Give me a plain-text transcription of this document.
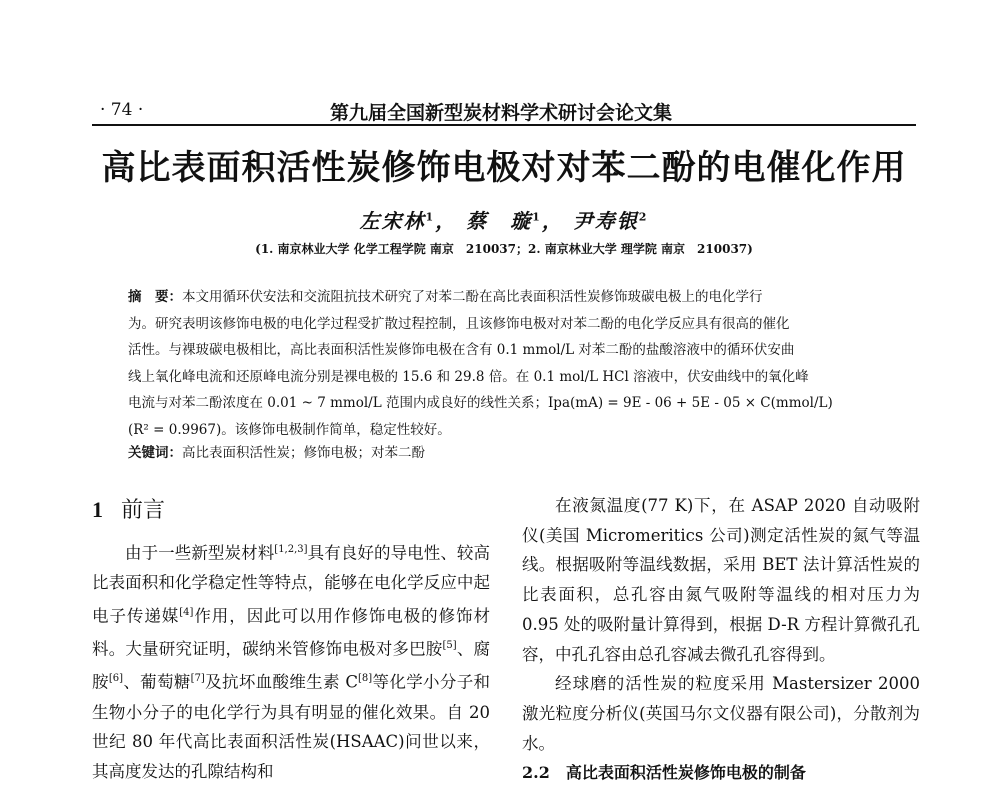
· 74 ·	第九届全国新型炭材料学术研讨会论文集
高比表面积活性炭修饰电极对对苯二酚的电催化作用
左宋林$^1$， 蔡　璇$^1$， 尹寿银$^2$
(1. 南京林业大学 化学工程学院 南京　210037；2. 南京林业大学 理学院 南京　210037)
摘　要：本文用循环伏安法和交流阻抗技术研究了对苯二酚在高比表面积活性炭修饰玻碳电极上的电化学行
为。研究表明该修饰电极的电化学过程受扩散过程控制，且该修饰电极对对苯二酚的电化学反应具有很高的催化
活性。与裸玻碳电极相比，高比表面积活性炭修饰电极在含有 0.1 mmol/L 对苯二酚的盐酸溶液中的循环伏安曲
线上氧化峰电流和还原峰电流分别是裸电极的 15.6 和 29.8 倍。在 0.1 mol/L HCl 溶液中，伏安曲线中的氧化峰
电流与对苯二酚浓度在 0.01 ~ 7 mmol/L 范围内成良好的线性关系；Ipa(mA) = 9E - 06 + 5E - 05 × C(mmol/L)
(R² = 0.9967)。该修饰电极制作简单，稳定性较好。
关键词：高比表面积活性炭；修饰电极；对苯二酚
1 前言

由于一些新型炭材料[1,2,3]具有良好的导电性、较高比表面积和化学稳定性等特点，能够在电化学反应中起电子传递媒[4]作用，因此可以用作修饰电极的修饰材料。大量研究证明，碳纳米管修饰电极对多巴胺[5]、腐胺[6]、葡萄糖[7]及抗坏血酸维生素 C[8]等化学小分子和生物小分子的电化学行为具有明显的催化效果。自 20 世纪 80 年代高比表面积活性炭(HSAAC)问世以来，其高度发达的孔隙结构和

在液氮温度(77 K)下，在 ASAP 2020 自动吸附仪(美国 Micromeritics 公司)测定活性炭的氮气等温线。根据吸附等温线数据，采用 BET 法计算活性炭的比表面积，总孔容由氮气吸附等温线的相对压力为 0.95 处的吸附量计算得到，根据 D-R 方程计算微孔孔容，中孔孔容由总孔容减去微孔孔容得到。

经球磨的活性炭的粒度采用 Mastersizer 2000 激光粒度分析仪(英国马尔文仪器有限公司)，分散剂为水。

2.2　高比表面积活性炭修饰电极的制备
****
### EXERCISE TASK
Write out every line of the data that holds the word "mmol".

### WRITTEN ANSWER
活性。与裸玻碳电极相比，高比表面积活性炭修饰电极在含有 0.1 mmol/L 对苯二酚的盐酸溶液中的循环伏安曲
电流与对苯二酚浓度在 0.01 ~ 7 mmol/L 范围内成良好的线性关系；Ipa(mA) = 9E - 06 + 5E - 05 × C(mmol/L)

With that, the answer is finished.